** begin RECORD LIST **
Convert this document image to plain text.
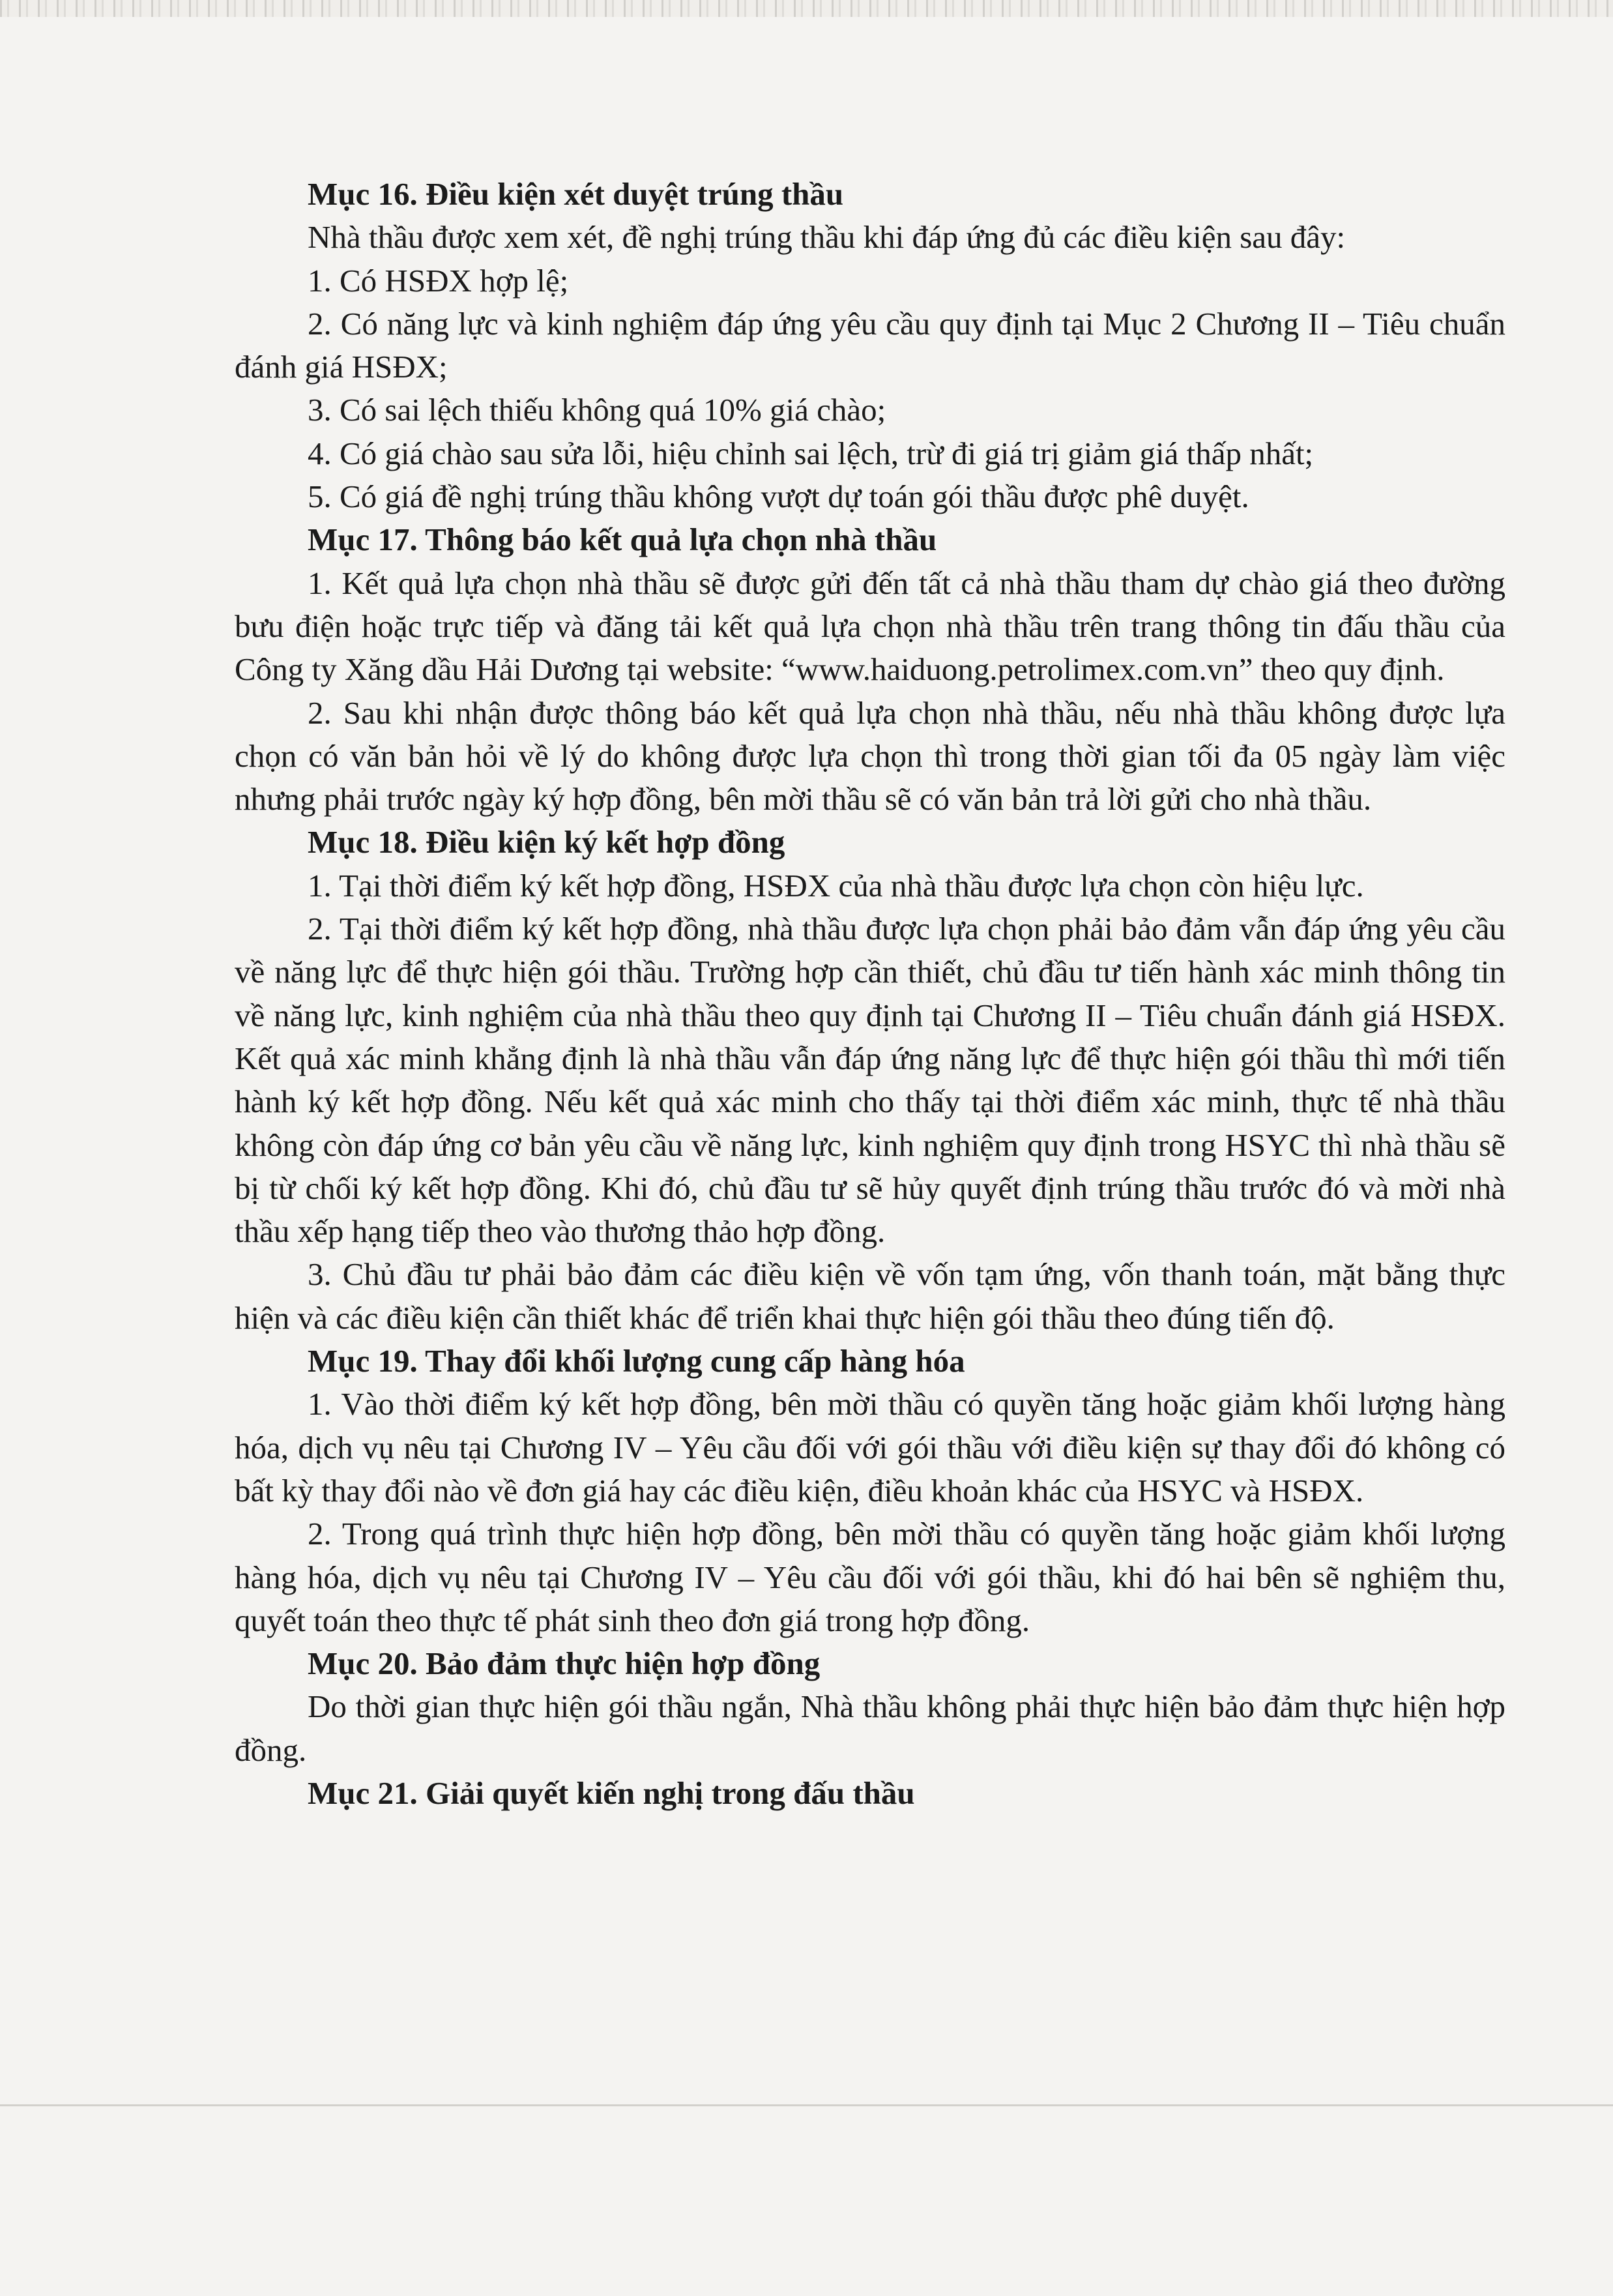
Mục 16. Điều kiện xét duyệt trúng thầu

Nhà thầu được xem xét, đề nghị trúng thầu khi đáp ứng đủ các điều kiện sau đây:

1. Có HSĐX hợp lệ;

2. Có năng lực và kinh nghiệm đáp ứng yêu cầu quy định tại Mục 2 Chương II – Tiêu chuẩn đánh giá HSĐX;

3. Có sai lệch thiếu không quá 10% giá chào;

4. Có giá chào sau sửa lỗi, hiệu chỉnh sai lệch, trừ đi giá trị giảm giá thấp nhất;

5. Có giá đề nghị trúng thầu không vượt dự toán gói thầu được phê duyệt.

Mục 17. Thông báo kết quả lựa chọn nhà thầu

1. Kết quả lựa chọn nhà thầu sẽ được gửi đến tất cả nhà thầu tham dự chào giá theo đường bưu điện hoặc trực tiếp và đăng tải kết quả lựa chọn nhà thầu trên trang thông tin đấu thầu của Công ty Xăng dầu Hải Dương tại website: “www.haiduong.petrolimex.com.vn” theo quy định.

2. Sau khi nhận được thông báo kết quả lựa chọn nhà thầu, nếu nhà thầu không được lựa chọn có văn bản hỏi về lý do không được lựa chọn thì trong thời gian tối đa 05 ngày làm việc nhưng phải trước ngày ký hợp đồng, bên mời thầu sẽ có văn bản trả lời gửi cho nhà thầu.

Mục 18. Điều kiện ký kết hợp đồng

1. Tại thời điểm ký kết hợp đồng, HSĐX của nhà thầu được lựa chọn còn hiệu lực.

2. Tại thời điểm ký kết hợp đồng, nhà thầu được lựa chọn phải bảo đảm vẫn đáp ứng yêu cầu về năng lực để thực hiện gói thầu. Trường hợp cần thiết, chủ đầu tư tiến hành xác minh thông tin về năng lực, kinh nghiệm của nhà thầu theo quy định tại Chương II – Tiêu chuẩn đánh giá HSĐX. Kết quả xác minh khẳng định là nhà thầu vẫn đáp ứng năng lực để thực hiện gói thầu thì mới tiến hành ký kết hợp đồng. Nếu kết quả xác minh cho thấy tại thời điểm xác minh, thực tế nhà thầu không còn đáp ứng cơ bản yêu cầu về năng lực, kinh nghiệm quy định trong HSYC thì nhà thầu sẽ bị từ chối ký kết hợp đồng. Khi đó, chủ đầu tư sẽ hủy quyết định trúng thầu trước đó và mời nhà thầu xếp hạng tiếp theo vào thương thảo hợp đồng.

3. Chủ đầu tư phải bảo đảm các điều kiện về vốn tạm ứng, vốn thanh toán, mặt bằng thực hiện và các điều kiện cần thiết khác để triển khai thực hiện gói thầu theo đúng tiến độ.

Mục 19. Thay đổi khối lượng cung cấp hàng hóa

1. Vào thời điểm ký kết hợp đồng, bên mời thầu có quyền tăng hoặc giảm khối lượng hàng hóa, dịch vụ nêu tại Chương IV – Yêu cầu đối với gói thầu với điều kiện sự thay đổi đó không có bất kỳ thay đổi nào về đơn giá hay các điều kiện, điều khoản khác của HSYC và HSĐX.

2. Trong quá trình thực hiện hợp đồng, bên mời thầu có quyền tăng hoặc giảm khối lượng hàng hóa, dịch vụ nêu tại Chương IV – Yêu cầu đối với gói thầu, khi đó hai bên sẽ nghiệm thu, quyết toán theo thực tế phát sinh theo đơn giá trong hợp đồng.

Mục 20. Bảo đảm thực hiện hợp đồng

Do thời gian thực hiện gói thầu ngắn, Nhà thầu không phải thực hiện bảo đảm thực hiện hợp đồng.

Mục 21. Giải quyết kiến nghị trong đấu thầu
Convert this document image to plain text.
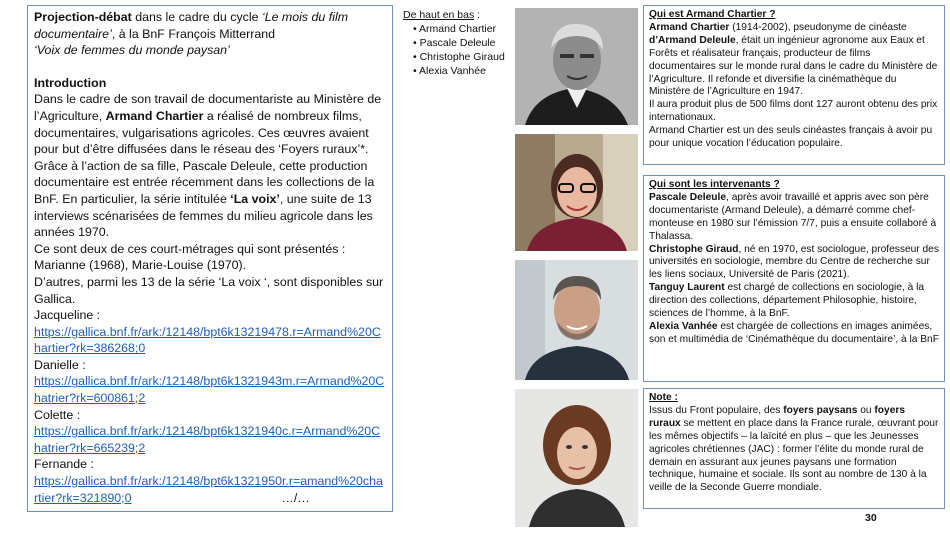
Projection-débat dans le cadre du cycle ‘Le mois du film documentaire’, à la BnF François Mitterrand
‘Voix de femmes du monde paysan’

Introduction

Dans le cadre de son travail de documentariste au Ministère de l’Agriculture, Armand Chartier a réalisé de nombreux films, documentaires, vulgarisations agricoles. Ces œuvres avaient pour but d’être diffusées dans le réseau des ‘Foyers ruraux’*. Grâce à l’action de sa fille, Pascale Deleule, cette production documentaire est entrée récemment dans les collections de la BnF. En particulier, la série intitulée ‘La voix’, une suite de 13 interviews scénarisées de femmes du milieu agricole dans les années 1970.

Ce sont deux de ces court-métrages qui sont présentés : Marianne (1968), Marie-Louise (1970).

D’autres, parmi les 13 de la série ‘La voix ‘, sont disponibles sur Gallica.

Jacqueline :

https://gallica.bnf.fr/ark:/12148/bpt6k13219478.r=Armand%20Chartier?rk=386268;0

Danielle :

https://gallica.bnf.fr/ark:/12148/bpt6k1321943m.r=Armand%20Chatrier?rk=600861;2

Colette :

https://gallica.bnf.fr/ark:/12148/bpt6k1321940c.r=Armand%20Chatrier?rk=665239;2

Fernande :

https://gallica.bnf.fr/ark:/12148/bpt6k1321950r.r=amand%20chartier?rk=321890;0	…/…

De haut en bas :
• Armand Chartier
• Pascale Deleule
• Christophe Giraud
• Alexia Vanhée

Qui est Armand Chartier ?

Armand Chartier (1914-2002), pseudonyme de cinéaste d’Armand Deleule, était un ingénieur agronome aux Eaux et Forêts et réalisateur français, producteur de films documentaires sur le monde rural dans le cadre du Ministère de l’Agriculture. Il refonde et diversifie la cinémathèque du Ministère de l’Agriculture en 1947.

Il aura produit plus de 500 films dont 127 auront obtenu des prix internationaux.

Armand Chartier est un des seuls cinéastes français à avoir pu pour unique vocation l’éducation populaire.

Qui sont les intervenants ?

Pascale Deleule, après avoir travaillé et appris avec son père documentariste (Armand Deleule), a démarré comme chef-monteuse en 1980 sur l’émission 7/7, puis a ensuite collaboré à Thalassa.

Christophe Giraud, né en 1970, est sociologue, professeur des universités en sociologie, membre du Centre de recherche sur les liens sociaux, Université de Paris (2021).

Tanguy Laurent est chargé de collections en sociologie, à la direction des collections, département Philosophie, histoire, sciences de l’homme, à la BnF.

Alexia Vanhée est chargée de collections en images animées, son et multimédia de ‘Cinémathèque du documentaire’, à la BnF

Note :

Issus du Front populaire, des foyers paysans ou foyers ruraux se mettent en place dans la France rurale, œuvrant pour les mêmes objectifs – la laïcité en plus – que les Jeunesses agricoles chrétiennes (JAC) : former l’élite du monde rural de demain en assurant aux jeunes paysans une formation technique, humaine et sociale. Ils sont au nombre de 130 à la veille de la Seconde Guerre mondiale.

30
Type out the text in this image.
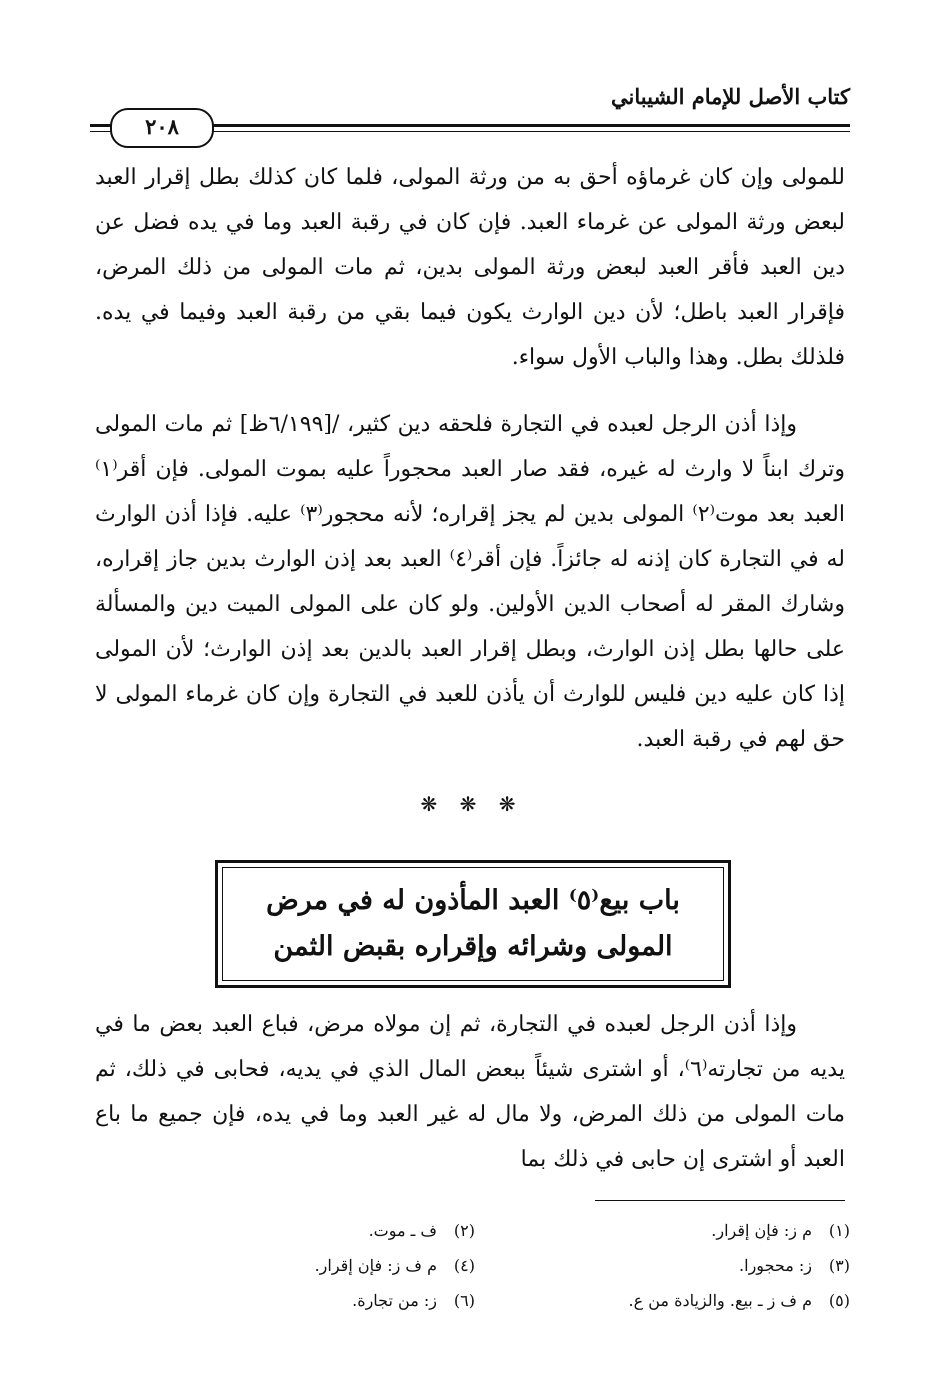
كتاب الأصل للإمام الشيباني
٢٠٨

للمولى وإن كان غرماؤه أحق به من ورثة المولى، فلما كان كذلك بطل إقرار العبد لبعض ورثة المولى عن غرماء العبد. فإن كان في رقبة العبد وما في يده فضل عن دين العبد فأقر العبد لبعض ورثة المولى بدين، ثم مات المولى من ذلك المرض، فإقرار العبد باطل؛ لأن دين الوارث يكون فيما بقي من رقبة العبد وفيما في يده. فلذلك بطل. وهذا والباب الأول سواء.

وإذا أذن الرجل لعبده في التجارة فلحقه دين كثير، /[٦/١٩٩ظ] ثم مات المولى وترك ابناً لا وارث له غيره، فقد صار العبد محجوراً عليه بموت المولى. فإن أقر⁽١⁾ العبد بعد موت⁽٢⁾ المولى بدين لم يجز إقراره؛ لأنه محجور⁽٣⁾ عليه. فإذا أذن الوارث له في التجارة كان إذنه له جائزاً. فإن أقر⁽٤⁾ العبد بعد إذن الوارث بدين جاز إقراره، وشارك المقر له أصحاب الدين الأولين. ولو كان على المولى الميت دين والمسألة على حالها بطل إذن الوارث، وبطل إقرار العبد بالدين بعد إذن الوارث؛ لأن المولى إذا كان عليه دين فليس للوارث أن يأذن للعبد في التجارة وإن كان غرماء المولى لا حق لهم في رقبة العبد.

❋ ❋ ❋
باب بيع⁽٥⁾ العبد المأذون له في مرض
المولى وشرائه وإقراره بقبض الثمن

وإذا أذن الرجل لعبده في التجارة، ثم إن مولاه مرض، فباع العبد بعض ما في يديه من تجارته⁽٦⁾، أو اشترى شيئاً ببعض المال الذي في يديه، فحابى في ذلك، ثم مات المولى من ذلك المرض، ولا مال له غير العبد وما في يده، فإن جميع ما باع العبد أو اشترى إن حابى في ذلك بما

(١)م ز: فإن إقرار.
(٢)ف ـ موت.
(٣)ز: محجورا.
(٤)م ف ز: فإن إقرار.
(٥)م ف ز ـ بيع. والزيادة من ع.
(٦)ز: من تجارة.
** end RECORD LIST **
WHAT IS REQUIRED - Write out every line of the entries that holds the word "français".

WRITTEN RESPONSE -
Armand Chartier (1914-2002), pseudonyme de cinéaste d’Armand Deleule, était un ingénieur agronome aux Eaux et Forêts et réalisateur français, producteur de films documentaires sur le monde rural dans le cadre du Ministère de l’Agriculture. Il refonde et diversifie la cinémathèque du Ministère de l’Agriculture en 1947.
Armand Chartier est un des seuls cinéastes français à avoir pu pour unique vocation l’éducation populaire.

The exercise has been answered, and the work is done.